Copy each line holding the string "менее".

### [ENTRIES]
======
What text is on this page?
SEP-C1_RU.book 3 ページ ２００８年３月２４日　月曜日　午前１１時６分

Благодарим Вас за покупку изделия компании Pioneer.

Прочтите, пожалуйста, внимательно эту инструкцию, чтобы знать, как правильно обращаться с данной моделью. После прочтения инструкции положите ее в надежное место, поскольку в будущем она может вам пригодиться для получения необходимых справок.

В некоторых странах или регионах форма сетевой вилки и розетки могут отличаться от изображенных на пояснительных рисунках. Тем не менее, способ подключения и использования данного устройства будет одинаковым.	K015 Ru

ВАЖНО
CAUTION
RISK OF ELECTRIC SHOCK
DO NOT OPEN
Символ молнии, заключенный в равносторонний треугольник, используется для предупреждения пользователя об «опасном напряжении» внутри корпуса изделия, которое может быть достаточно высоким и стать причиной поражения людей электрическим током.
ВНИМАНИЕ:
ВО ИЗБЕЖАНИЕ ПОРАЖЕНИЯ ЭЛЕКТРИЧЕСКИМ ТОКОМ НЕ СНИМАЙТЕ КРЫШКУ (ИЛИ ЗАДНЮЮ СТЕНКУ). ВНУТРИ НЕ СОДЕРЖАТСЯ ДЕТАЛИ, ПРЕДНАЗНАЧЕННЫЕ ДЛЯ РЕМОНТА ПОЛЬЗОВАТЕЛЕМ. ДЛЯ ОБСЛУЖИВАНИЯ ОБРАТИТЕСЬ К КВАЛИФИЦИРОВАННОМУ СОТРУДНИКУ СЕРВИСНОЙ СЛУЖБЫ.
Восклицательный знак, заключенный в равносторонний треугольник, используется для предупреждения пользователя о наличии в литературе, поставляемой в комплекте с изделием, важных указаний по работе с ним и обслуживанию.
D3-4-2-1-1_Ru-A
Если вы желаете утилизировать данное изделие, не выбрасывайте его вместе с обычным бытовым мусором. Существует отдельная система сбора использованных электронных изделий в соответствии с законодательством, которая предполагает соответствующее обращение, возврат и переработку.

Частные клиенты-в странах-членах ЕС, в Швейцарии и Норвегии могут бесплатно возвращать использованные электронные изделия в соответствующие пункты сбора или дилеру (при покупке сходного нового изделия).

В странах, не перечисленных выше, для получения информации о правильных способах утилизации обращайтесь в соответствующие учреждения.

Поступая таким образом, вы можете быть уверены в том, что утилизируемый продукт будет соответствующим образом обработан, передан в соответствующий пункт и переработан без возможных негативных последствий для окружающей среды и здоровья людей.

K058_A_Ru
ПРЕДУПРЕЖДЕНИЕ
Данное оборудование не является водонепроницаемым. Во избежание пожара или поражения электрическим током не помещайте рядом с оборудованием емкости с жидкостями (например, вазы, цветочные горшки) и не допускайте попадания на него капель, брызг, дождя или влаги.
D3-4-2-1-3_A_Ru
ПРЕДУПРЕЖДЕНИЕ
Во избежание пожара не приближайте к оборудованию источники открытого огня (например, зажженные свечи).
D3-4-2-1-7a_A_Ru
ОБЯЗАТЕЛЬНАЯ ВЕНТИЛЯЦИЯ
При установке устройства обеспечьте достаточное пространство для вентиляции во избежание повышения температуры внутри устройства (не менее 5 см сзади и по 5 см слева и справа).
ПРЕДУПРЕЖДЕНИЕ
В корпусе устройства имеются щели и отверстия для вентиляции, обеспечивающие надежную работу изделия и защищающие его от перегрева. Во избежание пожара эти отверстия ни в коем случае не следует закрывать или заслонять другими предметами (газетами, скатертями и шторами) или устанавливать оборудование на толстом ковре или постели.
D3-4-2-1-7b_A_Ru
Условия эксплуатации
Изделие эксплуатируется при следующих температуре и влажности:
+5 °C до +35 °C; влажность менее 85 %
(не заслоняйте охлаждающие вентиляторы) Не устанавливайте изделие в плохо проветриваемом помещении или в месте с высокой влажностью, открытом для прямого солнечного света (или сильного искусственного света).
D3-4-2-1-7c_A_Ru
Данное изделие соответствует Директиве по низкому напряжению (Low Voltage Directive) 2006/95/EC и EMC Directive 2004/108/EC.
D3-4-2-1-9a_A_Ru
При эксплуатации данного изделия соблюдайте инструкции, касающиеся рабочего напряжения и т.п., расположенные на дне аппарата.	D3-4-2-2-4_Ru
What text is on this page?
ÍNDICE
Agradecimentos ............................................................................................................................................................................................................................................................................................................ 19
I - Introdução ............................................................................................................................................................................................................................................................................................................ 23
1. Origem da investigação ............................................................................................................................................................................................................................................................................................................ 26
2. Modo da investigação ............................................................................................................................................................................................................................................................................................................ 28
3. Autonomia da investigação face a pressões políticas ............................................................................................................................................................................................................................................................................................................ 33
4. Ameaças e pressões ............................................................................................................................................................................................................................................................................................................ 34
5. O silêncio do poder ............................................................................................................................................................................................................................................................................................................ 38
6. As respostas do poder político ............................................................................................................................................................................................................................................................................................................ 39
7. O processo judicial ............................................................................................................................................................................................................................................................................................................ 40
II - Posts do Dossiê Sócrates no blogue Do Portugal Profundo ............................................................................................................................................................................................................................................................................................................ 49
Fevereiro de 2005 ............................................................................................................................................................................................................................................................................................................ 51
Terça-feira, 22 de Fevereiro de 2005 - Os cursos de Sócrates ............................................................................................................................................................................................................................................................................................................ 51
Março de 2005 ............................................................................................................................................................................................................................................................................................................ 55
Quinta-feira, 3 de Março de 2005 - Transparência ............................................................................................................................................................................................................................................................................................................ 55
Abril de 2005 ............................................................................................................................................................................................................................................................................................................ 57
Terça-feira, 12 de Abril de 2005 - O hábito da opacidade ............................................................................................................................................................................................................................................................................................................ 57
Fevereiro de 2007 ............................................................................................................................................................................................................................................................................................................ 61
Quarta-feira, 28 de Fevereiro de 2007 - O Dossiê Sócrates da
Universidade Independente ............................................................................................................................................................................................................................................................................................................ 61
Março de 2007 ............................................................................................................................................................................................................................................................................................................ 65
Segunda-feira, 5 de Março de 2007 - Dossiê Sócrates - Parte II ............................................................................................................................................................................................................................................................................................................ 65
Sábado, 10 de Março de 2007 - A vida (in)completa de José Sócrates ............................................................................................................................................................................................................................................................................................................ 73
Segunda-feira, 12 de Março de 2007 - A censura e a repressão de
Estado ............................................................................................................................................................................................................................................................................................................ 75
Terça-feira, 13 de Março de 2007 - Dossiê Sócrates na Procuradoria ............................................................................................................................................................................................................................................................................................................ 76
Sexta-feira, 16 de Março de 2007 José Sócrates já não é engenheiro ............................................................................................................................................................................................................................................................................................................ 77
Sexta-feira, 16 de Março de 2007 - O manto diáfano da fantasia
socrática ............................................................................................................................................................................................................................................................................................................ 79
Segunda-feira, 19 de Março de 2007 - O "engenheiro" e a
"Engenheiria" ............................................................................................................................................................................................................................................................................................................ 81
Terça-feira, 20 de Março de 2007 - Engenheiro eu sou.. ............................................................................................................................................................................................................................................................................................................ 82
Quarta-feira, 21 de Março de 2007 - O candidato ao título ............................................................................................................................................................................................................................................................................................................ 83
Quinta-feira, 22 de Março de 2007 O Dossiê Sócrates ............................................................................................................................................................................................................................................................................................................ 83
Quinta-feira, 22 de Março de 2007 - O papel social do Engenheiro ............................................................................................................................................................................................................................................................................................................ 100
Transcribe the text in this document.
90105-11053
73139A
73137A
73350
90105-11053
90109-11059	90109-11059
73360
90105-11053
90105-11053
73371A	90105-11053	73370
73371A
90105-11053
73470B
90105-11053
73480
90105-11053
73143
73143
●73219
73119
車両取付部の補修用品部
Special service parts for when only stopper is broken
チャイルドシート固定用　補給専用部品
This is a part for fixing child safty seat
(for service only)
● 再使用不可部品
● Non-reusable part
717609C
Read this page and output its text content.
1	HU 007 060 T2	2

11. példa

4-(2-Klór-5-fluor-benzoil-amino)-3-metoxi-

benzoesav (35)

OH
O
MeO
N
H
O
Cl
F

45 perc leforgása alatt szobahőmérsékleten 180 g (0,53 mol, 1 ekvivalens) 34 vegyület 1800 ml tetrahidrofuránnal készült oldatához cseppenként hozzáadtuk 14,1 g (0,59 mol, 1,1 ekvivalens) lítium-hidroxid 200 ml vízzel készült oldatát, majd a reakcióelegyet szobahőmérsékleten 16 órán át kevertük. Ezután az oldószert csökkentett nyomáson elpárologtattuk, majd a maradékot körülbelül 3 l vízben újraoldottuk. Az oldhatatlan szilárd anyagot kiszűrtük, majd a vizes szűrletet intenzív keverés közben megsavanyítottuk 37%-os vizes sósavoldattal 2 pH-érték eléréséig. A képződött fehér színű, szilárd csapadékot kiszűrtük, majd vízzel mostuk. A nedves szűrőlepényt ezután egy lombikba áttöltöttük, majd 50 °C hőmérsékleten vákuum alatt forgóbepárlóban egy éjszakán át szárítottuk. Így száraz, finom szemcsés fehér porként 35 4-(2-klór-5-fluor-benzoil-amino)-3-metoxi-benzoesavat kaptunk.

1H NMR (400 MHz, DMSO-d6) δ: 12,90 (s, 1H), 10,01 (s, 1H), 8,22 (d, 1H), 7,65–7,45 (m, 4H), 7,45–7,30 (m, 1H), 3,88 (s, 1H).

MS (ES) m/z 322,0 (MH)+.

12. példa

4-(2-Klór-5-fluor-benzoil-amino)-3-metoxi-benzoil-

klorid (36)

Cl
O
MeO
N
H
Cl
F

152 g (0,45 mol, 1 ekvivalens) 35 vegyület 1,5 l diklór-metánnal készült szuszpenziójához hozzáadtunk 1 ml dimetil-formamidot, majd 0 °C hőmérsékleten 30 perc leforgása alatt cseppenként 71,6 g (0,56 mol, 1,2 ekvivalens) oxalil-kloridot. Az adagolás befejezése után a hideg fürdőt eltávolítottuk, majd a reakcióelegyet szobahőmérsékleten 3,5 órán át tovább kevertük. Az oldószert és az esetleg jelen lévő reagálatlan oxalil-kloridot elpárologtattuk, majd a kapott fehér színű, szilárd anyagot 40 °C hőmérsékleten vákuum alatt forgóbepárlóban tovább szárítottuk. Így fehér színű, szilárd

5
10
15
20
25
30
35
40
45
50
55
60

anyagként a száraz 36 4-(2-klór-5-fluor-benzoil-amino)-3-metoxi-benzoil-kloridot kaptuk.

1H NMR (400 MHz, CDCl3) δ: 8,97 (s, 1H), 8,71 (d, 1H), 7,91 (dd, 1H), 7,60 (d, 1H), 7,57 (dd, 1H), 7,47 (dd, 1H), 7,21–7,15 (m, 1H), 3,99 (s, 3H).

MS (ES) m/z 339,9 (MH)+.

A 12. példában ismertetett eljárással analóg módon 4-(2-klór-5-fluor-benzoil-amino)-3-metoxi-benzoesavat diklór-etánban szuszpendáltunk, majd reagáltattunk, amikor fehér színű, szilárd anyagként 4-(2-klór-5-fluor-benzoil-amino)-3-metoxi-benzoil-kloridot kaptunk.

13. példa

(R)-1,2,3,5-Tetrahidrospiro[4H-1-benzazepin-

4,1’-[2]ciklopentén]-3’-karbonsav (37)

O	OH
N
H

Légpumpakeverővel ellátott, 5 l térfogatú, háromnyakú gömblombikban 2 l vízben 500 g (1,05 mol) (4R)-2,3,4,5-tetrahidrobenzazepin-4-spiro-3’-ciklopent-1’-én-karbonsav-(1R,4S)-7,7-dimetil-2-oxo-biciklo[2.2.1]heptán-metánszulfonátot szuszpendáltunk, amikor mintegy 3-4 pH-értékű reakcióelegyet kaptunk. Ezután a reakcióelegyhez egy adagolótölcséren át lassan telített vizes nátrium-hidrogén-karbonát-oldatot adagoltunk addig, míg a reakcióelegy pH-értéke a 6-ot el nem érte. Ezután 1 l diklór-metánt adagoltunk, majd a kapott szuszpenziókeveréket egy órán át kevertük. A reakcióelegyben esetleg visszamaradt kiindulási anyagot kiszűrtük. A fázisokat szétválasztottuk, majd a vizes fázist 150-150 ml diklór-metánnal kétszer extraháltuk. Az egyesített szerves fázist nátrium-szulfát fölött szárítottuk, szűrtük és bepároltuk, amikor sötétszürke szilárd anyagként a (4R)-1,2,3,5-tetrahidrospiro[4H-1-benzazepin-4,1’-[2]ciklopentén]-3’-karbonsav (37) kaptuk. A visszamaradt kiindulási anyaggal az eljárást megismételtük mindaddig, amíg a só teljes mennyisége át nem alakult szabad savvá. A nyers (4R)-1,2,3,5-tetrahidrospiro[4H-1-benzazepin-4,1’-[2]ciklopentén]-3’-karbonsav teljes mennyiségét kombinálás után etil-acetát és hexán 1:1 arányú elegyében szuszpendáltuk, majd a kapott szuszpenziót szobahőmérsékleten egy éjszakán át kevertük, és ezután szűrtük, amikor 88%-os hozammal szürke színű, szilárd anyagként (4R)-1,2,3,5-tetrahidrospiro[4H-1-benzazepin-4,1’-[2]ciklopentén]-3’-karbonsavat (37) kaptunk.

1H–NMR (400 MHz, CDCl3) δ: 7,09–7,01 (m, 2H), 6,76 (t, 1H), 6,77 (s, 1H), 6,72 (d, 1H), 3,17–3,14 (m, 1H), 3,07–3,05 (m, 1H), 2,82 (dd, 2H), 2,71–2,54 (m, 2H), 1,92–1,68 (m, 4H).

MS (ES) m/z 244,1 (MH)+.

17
======
### [SOLVED EXERCISE]
В некоторых странах или регионах форма сетевой вилки и розетки могут отличаться от изображенных на пояснительных рисунках. Тем не менее, способ подключения и использования данного устройства будет одинаковым.	K015 Ru
При установке устройства обеспечьте достаточное пространство для вентиляции во избежание повышения температуры внутри устройства (не менее 5 см сзади и по 5 см слева и справа).
+5 °C до +35 °C; влажность менее 85 %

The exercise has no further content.